The exercise: Exactly repeat the material, dropping only the pictures.

>> BEGIN Source data

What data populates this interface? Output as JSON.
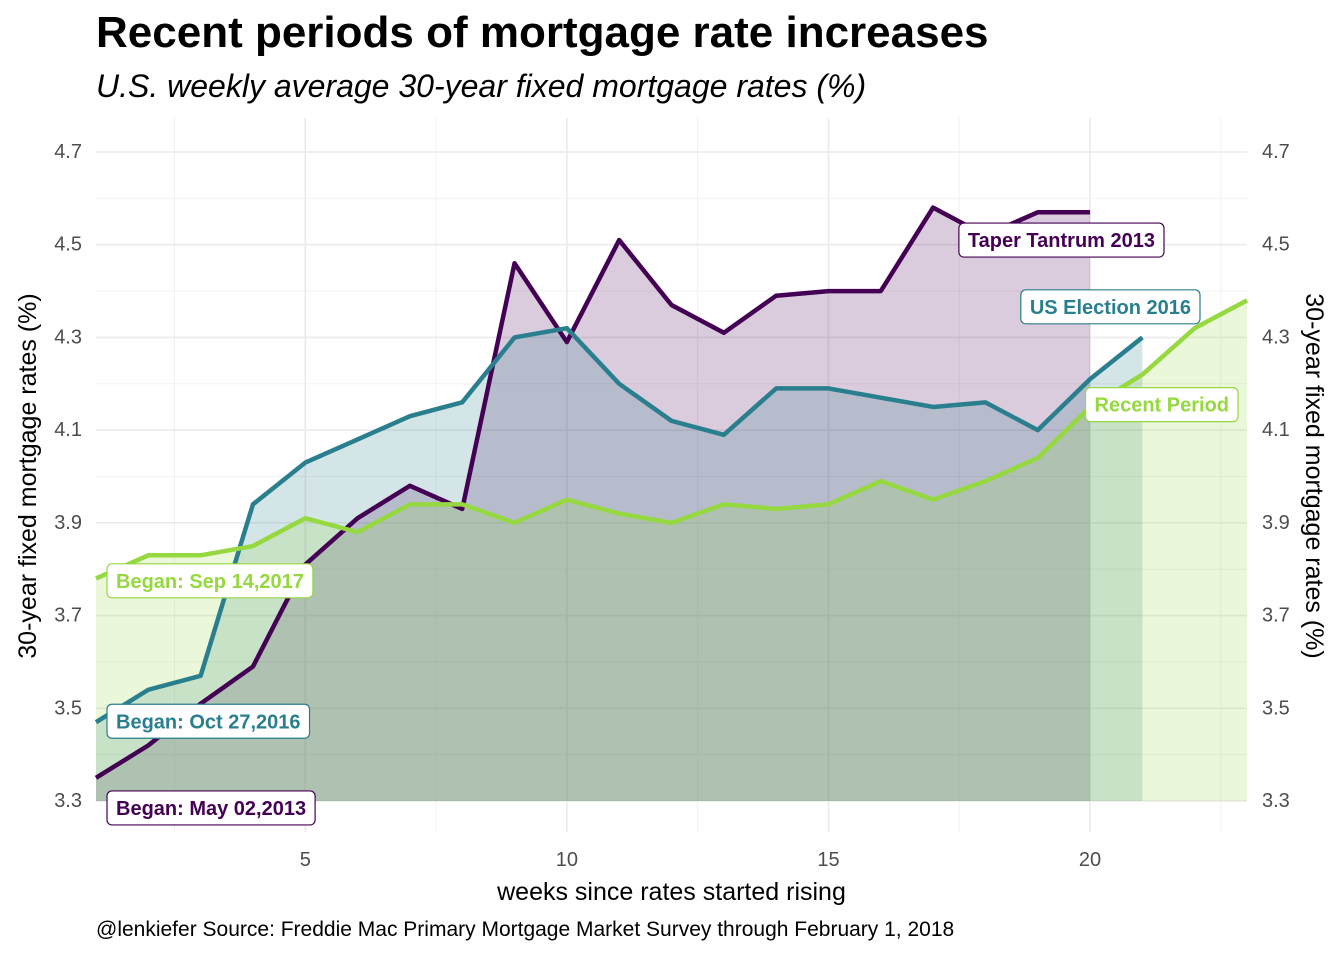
{
  "title": "Recent periods of mortgage rate increases",
  "subtitle": "U.S. weekly average 30-year fixed mortgage rates (%)",
  "caption": "@lenkiefer Source: Freddie Mac Primary Mortgage Market Survey through February 1, 2018",
  "colors": {
    "taper": "#440154",
    "election": "#2a7f8e",
    "recent": "#95d840"
  },
  "chart_data": {
    "type": "area",
    "xlabel": "weeks since rates started rising",
    "ylabel": "30-year fixed mortgage rates (%)",
    "ylabel_right": "30-year fixed mortgage rates (%)",
    "xlim": [
      1,
      23
    ],
    "ylim": [
      3.3,
      4.75
    ],
    "x_ticks": [
      5,
      10,
      15,
      20
    ],
    "y_ticks": [
      3.3,
      3.5,
      3.7,
      3.9,
      4.1,
      4.3,
      4.5,
      4.7
    ],
    "y_tick_labels": [
      "3.3",
      "3.5",
      "3.7",
      "3.9",
      "4.1",
      "4.3",
      "4.5",
      "4.7"
    ],
    "grid": true,
    "series": [
      {
        "name": "Taper Tantrum 2013",
        "color_key": "taper",
        "start_label": "Began: May 02,2013",
        "x": [
          1,
          2,
          3,
          4,
          5,
          6,
          7,
          8,
          9,
          10,
          11,
          12,
          13,
          14,
          15,
          16,
          17,
          18,
          19,
          20
        ],
        "values": [
          3.35,
          3.42,
          3.51,
          3.59,
          3.81,
          3.91,
          3.98,
          3.93,
          4.46,
          4.29,
          4.51,
          4.37,
          4.31,
          4.39,
          4.4,
          4.4,
          4.58,
          4.52,
          4.57,
          4.57
        ]
      },
      {
        "name": "US Election 2016",
        "color_key": "election",
        "start_label": "Began: Oct 27,2016",
        "x": [
          1,
          2,
          3,
          4,
          5,
          6,
          7,
          8,
          9,
          10,
          11,
          12,
          13,
          14,
          15,
          16,
          17,
          18,
          19,
          20,
          21
        ],
        "values": [
          3.47,
          3.54,
          3.57,
          3.94,
          4.03,
          4.08,
          4.13,
          4.16,
          4.3,
          4.32,
          4.2,
          4.12,
          4.09,
          4.19,
          4.19,
          4.17,
          4.15,
          4.16,
          4.1,
          4.21,
          4.3
        ]
      },
      {
        "name": "Recent Period",
        "color_key": "recent",
        "start_label": "Began: Sep 14,2017",
        "x": [
          1,
          2,
          3,
          4,
          5,
          6,
          7,
          8,
          9,
          10,
          11,
          12,
          13,
          14,
          15,
          16,
          17,
          18,
          19,
          20,
          21,
          22,
          23
        ],
        "values": [
          3.78,
          3.83,
          3.83,
          3.85,
          3.91,
          3.88,
          3.94,
          3.94,
          3.9,
          3.95,
          3.92,
          3.9,
          3.94,
          3.93,
          3.94,
          3.99,
          3.95,
          3.99,
          4.04,
          4.15,
          4.22,
          4.32,
          4.38
        ]
      }
    ]
  }
}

>> END Source data

The result:
What data populates this interface? Output as JSON.
{
  "title": "Recent periods of mortgage rate increases",
  "subtitle": "U.S. weekly average 30-year fixed mortgage rates (%)",
  "caption": "@lenkiefer Source: Freddie Mac Primary Mortgage Market Survey through February 1, 2018",
  "colors": {
    "taper": "#440154",
    "election": "#2a7f8e",
    "recent": "#95d840"
  },
  "chart_data": {
    "type": "area",
    "xlabel": "weeks since rates started rising",
    "ylabel": "30-year fixed mortgage rates (%)",
    "ylabel_right": "30-year fixed mortgage rates (%)",
    "xlim": [
      1,
      23
    ],
    "ylim": [
      3.3,
      4.75
    ],
    "x_ticks": [
      5,
      10,
      15,
      20
    ],
    "y_ticks": [
      3.3,
      3.5,
      3.7,
      3.9,
      4.1,
      4.3,
      4.5,
      4.7
    ],
    "y_tick_labels": [
      "3.3",
      "3.5",
      "3.7",
      "3.9",
      "4.1",
      "4.3",
      "4.5",
      "4.7"
    ],
    "grid": true,
    "series": [
      {
        "name": "Taper Tantrum 2013",
        "color_key": "taper",
        "start_label": "Began: May 02,2013",
        "x": [
          1,
          2,
          3,
          4,
          5,
          6,
          7,
          8,
          9,
          10,
          11,
          12,
          13,
          14,
          15,
          16,
          17,
          18,
          19,
          20
        ],
        "values": [
          3.35,
          3.42,
          3.51,
          3.59,
          3.81,
          3.91,
          3.98,
          3.93,
          4.46,
          4.29,
          4.51,
          4.37,
          4.31,
          4.39,
          4.4,
          4.4,
          4.58,
          4.52,
          4.57,
          4.57
        ]
      },
      {
        "name": "US Election 2016",
        "color_key": "election",
        "start_label": "Began: Oct 27,2016",
        "x": [
          1,
          2,
          3,
          4,
          5,
          6,
          7,
          8,
          9,
          10,
          11,
          12,
          13,
          14,
          15,
          16,
          17,
          18,
          19,
          20,
          21
        ],
        "values": [
          3.47,
          3.54,
          3.57,
          3.94,
          4.03,
          4.08,
          4.13,
          4.16,
          4.3,
          4.32,
          4.2,
          4.12,
          4.09,
          4.19,
          4.19,
          4.17,
          4.15,
          4.16,
          4.1,
          4.21,
          4.3
        ]
      },
      {
        "name": "Recent Period",
        "color_key": "recent",
        "start_label": "Began: Sep 14,2017",
        "x": [
          1,
          2,
          3,
          4,
          5,
          6,
          7,
          8,
          9,
          10,
          11,
          12,
          13,
          14,
          15,
          16,
          17,
          18,
          19,
          20,
          21,
          22,
          23
        ],
        "values": [
          3.78,
          3.83,
          3.83,
          3.85,
          3.91,
          3.88,
          3.94,
          3.94,
          3.9,
          3.95,
          3.92,
          3.9,
          3.94,
          3.93,
          3.94,
          3.99,
          3.95,
          3.99,
          4.04,
          4.15,
          4.22,
          4.32,
          4.38
        ]
      }
    ]
  }
}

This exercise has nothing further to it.